**EXCERPT:**
## Begin

How to Replace Datasets in Model Evaluation¶
Introduction¶
This notebook provides a beginner friendly introduction to using different datasets in the context of JATIC and MAITE. So far, we have relied on ART to load the CIFAR10 dataset. In this notebook, we will show how to load two different datasets (MNIST and hugginface CIFAR) and how to use them within JATIC.
Intended Audience: All T&E Users
Requirements: Basic Python and Torchvision / ML Skills
Notebook Runtime: Full run of the notebook: <1 minute
Reading time: ~10 Minutes
Order of Completion: 1., then any.
Before you begin, you will want to make sure that you download the how-to guide’s companion Jupyter notebook. This notebook allows you to follow along in your own environment and interact with the code as you learn. The code snippets are also included in the documentation, but the notebook is provided for ease of use and to enable you to try things on your own.
Note
The How to Replace Datasets in Model Evaluation Companion Notebook can be downloaded via the HEART public GitHub.

## End

**ACTIONS TO TAKE:**
a) Mark each statement yes or no against the guide on replacing datasets in model evaluation, quoting the words of the guide that decide it: (i) the notebook shows how to load MNIST and a Hugging Face version of CIFAR; (ii) a full run of the notebook takes about ten minutes; (iii) the companion notebook can be downloaded via the HEART public GitHub.
b) Write the next section of the guide on replacing datasets in model evaluation, starting after its final sentence.

**DATA PROVIDED:**
## Begin

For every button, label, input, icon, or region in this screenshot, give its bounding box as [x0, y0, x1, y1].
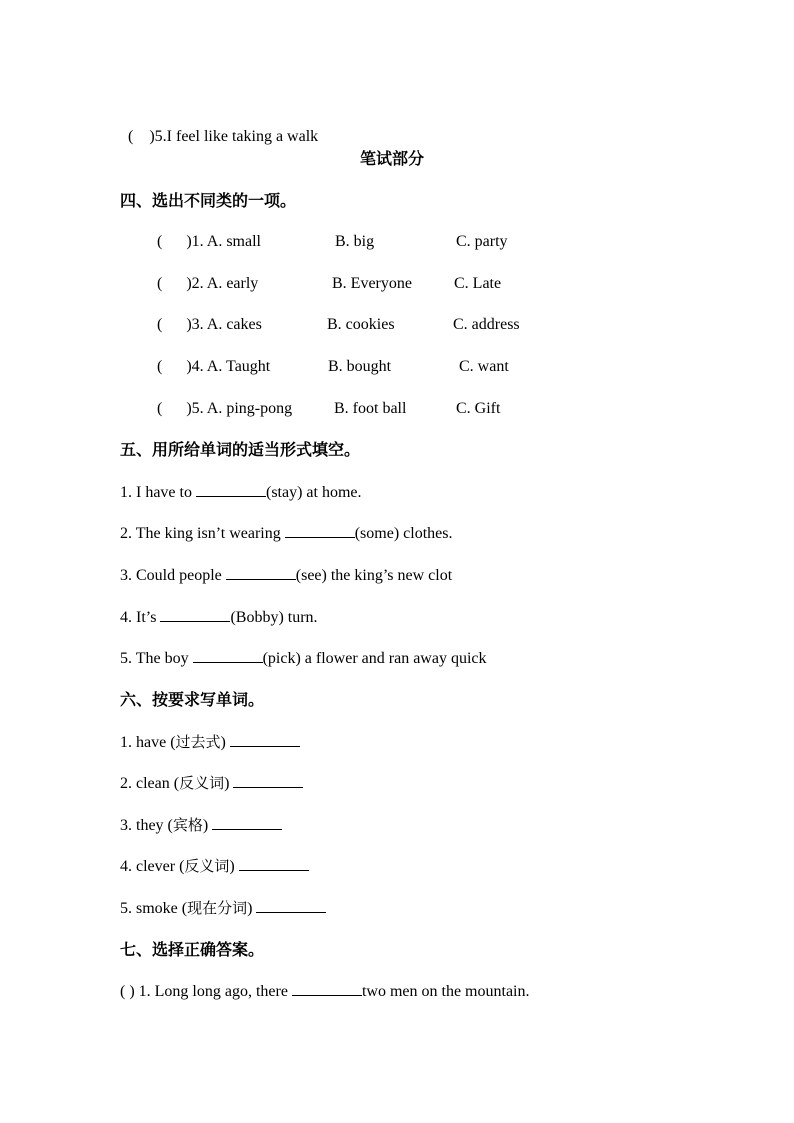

## End

**EXPECTED OUTPUTS:**
a)
(i) Yes: "we will show how to load two different datasets (MNIST and hugginface CIFAR)"
(ii) No: "Notebook Runtime: Full run of the notebook: <1 minute"
(iii) Yes: "The How to Replace Datasets in Model Evaluation Companion Notebook can be downloaded via the HEART public GitHub."

b)
Contents¶
Imports
Load Satellite classification data
Load CIFAR10 model and data from ART
Load CIFAR10 from Huggingface
Load CIFAR10 from Pytorch
Load Single channel dataset from Huggingface (MNIST)
Conclusion
Next Steps
Learning Objectives¶
How to load the standard dataset used in the other notebooks (2.)
Datasets can be imported from many different libraries (3.,4.,5.)
How to load single channel (black-and-white) image data (6.)
1. Imports¶
We import all necessary libraries for this tutorial. In this order, we first import general libraries such as numpy, then load relevant methods from ART. We then load the corresponding HEART functionality and specific torch functions to support the model. Lastly, we use a command to plot within the notebook.
import numpy as np
import os
import requests
import matplotlib.pyplot as plt
from art.utils import load_dataset
from heart_library.estimators.classification.pytorch import JaticPyTorchClassifier
from heart_library.metrics import AccuracyPerturbationMetric
from datasets import load_dataset as load_dataset_hf
import torch
import torchvision
from torchvision import transforms
from torchvision.models import resnet18, ResNet18_Weights
%matplotlib inline
2. Load Satellite Classification Data¶
This way of loading a saetilte dataset is used in all other how-to’s.
classes = {
0:'Building',
1:'Construction Site',
2:'Engineering Vehicle',
3:'Fishing Vessel',
4:'Oil Tanker',
5:'Vehicle Lot'
}
data = load_dataset_hf("CDAO/xview-subset-classification", split="test[0:12]")
idx = 3
plt.title(f"Prediction: {classes[data[idx]['label']]}")
plt.imshow(data[idx]['image'])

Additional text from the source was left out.